— start —

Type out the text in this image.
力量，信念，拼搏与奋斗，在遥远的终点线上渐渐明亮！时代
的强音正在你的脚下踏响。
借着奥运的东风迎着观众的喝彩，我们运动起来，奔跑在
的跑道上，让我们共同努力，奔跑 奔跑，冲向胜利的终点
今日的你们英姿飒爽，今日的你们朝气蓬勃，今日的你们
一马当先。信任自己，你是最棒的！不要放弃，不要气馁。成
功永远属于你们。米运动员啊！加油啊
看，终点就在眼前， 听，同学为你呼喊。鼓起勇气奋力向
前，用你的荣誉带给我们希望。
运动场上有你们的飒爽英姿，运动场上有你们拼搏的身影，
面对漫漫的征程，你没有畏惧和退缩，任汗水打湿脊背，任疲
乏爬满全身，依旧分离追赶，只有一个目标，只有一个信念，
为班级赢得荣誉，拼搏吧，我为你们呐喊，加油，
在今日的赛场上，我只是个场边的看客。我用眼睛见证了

— end —

Problem statement: Recopy all the lines exactly as they appear.

The output:
Type out the text in this image.
力量，信念，拼搏与奋斗，在遥远的终点线上渐渐明亮！时代
的强音正在你的脚下踏响。
借着奥运的东风迎着观众的喝彩，我们运动起来，奔跑在
的跑道上，让我们共同努力，奔跑 奔跑，冲向胜利的终点
今日的你们英姿飒爽，今日的你们朝气蓬勃，今日的你们
一马当先。信任自己，你是最棒的！不要放弃，不要气馁。成
功永远属于你们。米运动员啊！加油啊
看，终点就在眼前， 听，同学为你呼喊。鼓起勇气奋力向
前，用你的荣誉带给我们希望。
运动场上有你们的飒爽英姿，运动场上有你们拼搏的身影，
面对漫漫的征程，你没有畏惧和退缩，任汗水打湿脊背，任疲
乏爬满全身，依旧分离追赶，只有一个目标，只有一个信念，
为班级赢得荣誉，拼搏吧，我为你们呐喊，加油，
在今日的赛场上，我只是个场边的看客。我用眼睛见证了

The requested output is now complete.